##### Material #####

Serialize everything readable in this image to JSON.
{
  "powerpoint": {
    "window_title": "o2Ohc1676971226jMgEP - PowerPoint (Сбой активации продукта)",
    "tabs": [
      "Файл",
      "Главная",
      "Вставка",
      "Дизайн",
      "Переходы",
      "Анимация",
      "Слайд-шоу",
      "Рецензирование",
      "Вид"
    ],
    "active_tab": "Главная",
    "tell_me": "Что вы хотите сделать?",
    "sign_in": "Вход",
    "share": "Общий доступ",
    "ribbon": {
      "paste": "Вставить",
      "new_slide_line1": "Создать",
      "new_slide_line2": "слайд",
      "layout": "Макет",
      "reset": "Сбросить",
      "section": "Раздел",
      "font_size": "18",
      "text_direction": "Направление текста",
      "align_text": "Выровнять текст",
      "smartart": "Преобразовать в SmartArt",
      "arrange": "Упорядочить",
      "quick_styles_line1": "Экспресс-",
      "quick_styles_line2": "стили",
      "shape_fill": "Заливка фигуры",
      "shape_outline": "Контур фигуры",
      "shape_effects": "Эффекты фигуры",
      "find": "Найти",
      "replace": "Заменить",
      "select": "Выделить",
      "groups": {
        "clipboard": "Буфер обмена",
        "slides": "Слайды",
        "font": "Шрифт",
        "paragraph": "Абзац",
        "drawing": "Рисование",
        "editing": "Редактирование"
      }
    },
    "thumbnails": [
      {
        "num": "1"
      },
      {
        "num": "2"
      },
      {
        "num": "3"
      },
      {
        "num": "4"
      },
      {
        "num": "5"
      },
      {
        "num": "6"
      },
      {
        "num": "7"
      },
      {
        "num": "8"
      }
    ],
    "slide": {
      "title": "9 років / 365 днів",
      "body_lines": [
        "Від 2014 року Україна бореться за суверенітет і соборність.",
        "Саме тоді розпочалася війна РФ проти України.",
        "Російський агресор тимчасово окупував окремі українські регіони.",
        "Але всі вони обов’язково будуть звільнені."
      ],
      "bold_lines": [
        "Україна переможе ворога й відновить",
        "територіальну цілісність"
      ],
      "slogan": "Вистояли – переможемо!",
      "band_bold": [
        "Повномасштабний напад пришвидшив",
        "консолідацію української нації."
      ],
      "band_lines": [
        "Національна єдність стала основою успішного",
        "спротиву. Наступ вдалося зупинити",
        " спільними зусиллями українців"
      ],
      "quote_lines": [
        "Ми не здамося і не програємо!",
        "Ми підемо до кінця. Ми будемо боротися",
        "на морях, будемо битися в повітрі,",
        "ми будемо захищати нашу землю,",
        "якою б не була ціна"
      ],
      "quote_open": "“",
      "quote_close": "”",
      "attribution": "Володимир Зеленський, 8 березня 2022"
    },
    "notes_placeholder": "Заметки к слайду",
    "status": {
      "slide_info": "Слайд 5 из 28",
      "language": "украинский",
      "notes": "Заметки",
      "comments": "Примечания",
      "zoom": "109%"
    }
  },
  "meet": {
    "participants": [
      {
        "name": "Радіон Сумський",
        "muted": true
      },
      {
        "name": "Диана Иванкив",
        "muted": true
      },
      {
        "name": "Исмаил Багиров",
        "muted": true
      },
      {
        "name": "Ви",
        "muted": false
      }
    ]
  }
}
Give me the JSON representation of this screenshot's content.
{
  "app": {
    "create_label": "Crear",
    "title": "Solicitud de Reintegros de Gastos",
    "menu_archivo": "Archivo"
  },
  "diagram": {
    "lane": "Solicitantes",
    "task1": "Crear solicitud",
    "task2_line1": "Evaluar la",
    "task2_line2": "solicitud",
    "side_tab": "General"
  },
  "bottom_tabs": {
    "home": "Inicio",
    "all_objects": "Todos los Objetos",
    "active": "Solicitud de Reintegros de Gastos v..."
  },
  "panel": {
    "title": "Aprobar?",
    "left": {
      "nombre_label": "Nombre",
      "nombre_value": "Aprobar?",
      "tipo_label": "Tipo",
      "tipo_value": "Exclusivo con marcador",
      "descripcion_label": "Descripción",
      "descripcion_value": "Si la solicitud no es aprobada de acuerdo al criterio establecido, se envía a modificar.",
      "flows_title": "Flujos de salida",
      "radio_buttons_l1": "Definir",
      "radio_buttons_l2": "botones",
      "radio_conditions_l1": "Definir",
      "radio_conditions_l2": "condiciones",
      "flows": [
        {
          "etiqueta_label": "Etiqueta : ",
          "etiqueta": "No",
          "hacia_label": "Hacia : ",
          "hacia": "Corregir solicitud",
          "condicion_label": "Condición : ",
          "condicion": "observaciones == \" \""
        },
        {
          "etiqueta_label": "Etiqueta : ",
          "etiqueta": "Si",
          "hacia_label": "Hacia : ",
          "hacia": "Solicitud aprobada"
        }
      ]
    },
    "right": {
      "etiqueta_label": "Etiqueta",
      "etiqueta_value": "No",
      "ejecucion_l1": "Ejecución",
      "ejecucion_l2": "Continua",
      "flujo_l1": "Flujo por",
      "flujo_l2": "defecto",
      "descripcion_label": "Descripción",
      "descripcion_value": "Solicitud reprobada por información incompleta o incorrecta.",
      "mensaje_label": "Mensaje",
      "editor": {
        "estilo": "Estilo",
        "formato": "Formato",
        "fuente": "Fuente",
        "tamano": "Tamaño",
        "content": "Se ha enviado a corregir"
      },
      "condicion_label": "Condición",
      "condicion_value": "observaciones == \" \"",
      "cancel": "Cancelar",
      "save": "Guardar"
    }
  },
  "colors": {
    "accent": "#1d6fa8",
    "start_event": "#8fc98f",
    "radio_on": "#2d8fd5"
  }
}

#####

◆ **Directions for this task**:
In the listing, find each line with the string "content" and copy it.

◆ **Expected answer**:
Give me the JSON representation of this screenshot's content.
        "content": "Se ha enviado a corregir"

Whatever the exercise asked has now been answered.